===== Entries provided =====

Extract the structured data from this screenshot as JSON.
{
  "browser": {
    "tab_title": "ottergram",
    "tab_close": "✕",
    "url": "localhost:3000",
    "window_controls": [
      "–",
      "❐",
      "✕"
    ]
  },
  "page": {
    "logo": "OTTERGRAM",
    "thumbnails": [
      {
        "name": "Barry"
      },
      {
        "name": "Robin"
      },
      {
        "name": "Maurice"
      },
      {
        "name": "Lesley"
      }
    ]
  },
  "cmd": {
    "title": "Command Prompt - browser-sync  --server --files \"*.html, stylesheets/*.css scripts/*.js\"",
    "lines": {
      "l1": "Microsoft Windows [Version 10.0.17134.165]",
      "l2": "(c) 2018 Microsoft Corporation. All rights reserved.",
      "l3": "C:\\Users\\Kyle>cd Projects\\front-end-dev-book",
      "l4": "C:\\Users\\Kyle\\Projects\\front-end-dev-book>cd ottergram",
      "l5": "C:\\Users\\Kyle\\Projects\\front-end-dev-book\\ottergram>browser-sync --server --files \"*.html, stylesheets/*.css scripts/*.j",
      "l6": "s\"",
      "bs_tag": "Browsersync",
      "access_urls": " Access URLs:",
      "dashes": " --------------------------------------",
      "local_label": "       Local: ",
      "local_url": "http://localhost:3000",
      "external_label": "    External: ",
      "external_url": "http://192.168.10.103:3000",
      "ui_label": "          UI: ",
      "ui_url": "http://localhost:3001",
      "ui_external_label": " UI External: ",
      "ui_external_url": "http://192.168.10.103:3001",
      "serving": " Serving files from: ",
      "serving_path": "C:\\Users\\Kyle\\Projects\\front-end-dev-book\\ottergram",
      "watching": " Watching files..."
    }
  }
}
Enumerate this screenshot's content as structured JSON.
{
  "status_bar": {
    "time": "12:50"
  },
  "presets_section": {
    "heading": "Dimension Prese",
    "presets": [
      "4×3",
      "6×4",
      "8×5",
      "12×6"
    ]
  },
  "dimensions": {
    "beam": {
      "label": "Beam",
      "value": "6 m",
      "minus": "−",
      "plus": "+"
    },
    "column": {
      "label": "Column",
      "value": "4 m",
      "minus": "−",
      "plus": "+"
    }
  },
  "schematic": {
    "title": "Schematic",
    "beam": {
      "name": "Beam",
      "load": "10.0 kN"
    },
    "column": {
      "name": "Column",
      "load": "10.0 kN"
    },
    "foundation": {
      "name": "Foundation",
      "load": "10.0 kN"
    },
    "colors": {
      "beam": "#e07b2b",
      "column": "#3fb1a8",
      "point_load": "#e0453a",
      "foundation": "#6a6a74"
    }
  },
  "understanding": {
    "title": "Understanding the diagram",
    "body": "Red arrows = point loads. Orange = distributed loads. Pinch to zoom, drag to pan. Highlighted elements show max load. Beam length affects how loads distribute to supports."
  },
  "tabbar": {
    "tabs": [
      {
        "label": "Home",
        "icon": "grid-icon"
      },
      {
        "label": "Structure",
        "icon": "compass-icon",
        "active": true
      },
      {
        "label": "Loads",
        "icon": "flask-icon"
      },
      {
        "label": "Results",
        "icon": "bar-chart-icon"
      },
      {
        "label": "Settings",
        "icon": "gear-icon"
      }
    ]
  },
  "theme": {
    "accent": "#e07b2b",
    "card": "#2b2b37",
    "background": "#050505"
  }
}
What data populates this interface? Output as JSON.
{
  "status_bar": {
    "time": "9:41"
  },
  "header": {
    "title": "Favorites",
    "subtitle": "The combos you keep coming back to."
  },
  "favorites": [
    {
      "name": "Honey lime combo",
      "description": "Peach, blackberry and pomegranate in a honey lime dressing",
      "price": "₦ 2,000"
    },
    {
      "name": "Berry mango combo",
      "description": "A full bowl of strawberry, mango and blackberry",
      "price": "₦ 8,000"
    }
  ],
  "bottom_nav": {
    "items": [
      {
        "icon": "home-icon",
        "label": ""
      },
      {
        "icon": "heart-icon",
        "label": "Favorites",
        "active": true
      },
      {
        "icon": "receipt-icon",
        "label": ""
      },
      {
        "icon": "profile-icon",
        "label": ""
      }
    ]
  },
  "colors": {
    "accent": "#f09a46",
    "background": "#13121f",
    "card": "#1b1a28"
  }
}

=====

**Task instructions:** Transcribe all the entries, keeping each one exactly as it is.

**Solution for this problem:**
Extract the structured data from this screenshot as JSON.
{
  "browser": {
    "tab_title": "ottergram",
    "tab_close": "✕",
    "url": "localhost:3000",
    "window_controls": [
      "–",
      "❐",
      "✕"
    ]
  },
  "page": {
    "logo": "OTTERGRAM",
    "thumbnails": [
      {
        "name": "Barry"
      },
      {
        "name": "Robin"
      },
      {
        "name": "Maurice"
      },
      {
        "name": "Lesley"
      }
    ]
  },
  "cmd": {
    "title": "Command Prompt - browser-sync  --server --files \"*.html, stylesheets/*.css scripts/*.js\"",
    "lines": {
      "l1": "Microsoft Windows [Version 10.0.17134.165]",
      "l2": "(c) 2018 Microsoft Corporation. All rights reserved.",
      "l3": "C:\\Users\\Kyle>cd Projects\\front-end-dev-book",
      "l4": "C:\\Users\\Kyle\\Projects\\front-end-dev-book>cd ottergram",
      "l5": "C:\\Users\\Kyle\\Projects\\front-end-dev-book\\ottergram>browser-sync --server --files \"*.html, stylesheets/*.css scripts/*.j",
      "l6": "s\"",
      "bs_tag": "Browsersync",
      "access_urls": " Access URLs:",
      "dashes": " --------------------------------------",
      "local_label": "       Local: ",
      "local_url": "http://localhost:3000",
      "external_label": "    External: ",
      "external_url": "http://192.168.10.103:3000",
      "ui_label": "          UI: ",
      "ui_url": "http://localhost:3001",
      "ui_external_label": " UI External: ",
      "ui_external_url": "http://192.168.10.103:3001",
      "serving": " Serving files from: ",
      "serving_path": "C:\\Users\\Kyle\\Projects\\front-end-dev-book\\ottergram",
      "watching": " Watching files..."
    }
  }
}
Enumerate this screenshot's content as structured JSON.
{
  "status_bar": {
    "time": "12:50"
  },
  "presets_section": {
    "heading": "Dimension Prese",
    "presets": [
      "4×3",
      "6×4",
      "8×5",
      "12×6"
    ]
  },
  "dimensions": {
    "beam": {
      "label": "Beam",
      "value": "6 m",
      "minus": "−",
      "plus": "+"
    },
    "column": {
      "label": "Column",
      "value": "4 m",
      "minus": "−",
      "plus": "+"
    }
  },
  "schematic": {
    "title": "Schematic",
    "beam": {
      "name": "Beam",
      "load": "10.0 kN"
    },
    "column": {
      "name": "Column",
      "load": "10.0 kN"
    },
    "foundation": {
      "name": "Foundation",
      "load": "10.0 kN"
    },
    "colors": {
      "beam": "#e07b2b",
      "column": "#3fb1a8",
      "point_load": "#e0453a",
      "foundation": "#6a6a74"
    }
  },
  "understanding": {
    "title": "Understanding the diagram",
    "body": "Red arrows = point loads. Orange = distributed loads. Pinch to zoom, drag to pan. Highlighted elements show max load. Beam length affects how loads distribute to supports."
  },
  "tabbar": {
    "tabs": [
      {
        "label": "Home",
        "icon": "grid-icon"
      },
      {
        "label": "Structure",
        "icon": "compass-icon",
        "active": true
      },
      {
        "label": "Loads",
        "icon": "flask-icon"
      },
      {
        "label": "Results",
        "icon": "bar-chart-icon"
      },
      {
        "label": "Settings",
        "icon": "gear-icon"
      }
    ]
  },
  "theme": {
    "accent": "#e07b2b",
    "card": "#2b2b37",
    "background": "#050505"
  }
}
What data populates this interface? Output as JSON.
{
  "status_bar": {
    "time": "9:41"
  },
  "header": {
    "title": "Favorites",
    "subtitle": "The combos you keep coming back to."
  },
  "favorites": [
    {
      "name": "Honey lime combo",
      "description": "Peach, blackberry and pomegranate in a honey lime dressing",
      "price": "₦ 2,000"
    },
    {
      "name": "Berry mango combo",
      "description": "A full bowl of strawberry, mango and blackberry",
      "price": "₦ 8,000"
    }
  ],
  "bottom_nav": {
    "items": [
      {
        "icon": "home-icon",
        "label": ""
      },
      {
        "icon": "heart-icon",
        "label": "Favorites",
        "active": true
      },
      {
        "icon": "receipt-icon",
        "label": ""
      },
      {
        "icon": "profile-icon",
        "label": ""
      }
    ]
  },
  "colors": {
    "accent": "#f09a46",
    "background": "#13121f",
    "card": "#1b1a28"
  }
}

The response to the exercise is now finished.